### Required work
Every line below that contains "name" is to be copied.
►
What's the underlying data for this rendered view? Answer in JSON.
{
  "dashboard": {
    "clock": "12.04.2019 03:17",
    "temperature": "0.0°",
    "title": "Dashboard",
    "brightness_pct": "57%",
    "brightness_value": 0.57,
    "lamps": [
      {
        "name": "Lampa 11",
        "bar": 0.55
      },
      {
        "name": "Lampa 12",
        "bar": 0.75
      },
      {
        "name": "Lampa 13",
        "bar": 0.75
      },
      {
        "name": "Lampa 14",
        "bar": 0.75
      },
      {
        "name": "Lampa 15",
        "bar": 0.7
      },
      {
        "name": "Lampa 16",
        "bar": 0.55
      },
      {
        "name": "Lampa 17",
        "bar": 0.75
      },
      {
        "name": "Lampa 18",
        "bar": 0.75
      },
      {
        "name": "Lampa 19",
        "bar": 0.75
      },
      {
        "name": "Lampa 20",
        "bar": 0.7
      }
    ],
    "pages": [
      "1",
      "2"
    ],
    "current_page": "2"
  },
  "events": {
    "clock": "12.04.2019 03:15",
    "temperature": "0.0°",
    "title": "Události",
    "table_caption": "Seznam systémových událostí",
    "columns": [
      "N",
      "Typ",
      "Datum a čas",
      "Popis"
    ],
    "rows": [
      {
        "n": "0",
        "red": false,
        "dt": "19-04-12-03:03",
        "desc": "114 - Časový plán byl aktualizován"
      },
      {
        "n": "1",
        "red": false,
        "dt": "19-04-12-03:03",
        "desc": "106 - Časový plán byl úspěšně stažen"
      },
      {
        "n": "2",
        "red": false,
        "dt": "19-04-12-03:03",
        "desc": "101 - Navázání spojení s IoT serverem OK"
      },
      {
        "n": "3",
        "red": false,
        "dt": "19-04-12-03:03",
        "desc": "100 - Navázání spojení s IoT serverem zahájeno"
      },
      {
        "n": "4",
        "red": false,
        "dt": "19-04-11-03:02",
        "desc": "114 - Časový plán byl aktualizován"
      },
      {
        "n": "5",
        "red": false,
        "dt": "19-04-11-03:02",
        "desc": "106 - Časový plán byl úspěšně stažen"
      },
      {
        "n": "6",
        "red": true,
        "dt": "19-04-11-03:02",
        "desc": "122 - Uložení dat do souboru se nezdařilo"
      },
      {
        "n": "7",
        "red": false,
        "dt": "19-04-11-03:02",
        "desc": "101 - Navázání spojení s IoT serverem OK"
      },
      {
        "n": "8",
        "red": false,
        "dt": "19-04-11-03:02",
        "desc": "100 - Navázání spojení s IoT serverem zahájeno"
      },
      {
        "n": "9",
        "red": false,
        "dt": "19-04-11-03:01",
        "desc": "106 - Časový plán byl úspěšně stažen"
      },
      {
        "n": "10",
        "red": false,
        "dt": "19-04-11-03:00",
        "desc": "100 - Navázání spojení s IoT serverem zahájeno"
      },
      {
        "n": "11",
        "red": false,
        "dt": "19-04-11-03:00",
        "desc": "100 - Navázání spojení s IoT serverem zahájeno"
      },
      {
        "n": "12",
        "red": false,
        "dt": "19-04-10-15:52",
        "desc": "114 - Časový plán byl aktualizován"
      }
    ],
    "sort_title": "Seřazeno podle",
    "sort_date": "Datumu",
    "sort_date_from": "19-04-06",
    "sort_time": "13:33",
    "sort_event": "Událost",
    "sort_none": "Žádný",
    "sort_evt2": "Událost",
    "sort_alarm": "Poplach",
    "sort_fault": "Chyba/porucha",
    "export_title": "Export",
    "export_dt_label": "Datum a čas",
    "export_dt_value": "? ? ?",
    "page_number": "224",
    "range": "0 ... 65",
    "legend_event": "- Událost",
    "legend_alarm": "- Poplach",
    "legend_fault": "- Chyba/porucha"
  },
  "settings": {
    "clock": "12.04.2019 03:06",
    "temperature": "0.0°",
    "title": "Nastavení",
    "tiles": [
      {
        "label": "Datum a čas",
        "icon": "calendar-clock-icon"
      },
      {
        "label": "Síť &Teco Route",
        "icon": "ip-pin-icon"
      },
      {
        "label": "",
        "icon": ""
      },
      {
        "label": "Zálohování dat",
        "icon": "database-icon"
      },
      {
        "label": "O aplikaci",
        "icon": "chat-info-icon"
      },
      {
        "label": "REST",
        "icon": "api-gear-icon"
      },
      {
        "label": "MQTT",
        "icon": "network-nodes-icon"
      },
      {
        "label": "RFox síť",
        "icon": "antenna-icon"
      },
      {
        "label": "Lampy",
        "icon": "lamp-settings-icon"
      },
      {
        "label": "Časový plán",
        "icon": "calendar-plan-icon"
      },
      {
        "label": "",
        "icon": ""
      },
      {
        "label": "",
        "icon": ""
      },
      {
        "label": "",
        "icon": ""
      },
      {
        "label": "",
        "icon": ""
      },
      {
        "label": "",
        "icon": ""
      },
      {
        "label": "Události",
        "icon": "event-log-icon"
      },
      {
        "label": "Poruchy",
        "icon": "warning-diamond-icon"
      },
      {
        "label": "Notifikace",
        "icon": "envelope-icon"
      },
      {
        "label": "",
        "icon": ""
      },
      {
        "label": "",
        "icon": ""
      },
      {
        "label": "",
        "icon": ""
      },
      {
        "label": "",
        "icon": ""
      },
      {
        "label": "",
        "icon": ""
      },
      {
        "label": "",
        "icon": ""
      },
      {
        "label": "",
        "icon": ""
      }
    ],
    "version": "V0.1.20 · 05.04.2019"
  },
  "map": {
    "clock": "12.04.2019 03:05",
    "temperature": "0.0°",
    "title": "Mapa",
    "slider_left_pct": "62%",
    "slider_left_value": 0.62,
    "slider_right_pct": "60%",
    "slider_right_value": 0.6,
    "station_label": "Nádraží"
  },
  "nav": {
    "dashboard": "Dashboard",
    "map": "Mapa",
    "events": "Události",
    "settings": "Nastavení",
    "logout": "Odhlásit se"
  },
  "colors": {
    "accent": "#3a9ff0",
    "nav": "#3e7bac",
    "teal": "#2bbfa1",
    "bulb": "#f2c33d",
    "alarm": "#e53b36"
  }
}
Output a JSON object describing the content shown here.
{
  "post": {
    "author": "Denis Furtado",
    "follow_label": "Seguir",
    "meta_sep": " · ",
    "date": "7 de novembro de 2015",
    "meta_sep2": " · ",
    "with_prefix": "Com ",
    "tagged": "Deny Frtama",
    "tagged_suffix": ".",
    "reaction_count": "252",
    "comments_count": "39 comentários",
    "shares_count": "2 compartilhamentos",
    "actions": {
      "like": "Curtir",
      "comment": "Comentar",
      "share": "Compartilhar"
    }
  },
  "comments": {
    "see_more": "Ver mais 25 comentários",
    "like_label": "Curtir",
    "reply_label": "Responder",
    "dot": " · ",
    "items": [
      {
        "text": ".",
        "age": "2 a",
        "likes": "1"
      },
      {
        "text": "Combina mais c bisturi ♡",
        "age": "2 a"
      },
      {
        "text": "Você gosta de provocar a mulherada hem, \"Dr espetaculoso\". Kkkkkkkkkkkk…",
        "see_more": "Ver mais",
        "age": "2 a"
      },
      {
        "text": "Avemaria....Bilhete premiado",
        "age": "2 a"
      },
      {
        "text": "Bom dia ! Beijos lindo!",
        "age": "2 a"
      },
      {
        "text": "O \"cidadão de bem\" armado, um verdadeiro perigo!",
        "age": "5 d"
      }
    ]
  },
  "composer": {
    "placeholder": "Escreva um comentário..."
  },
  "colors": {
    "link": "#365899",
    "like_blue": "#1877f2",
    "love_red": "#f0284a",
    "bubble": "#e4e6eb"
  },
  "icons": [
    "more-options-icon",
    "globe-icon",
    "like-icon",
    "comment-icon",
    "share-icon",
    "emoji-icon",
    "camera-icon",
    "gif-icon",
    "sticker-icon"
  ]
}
◄
### Exercise solution
        "name": "Lampa 11",
        "name": "Lampa 12",
        "name": "Lampa 13",
        "name": "Lampa 14",
        "name": "Lampa 15",
        "name": "Lampa 16",
        "name": "Lampa 17",
        "name": "Lampa 18",
        "name": "Lampa 19",
        "name": "Lampa 20",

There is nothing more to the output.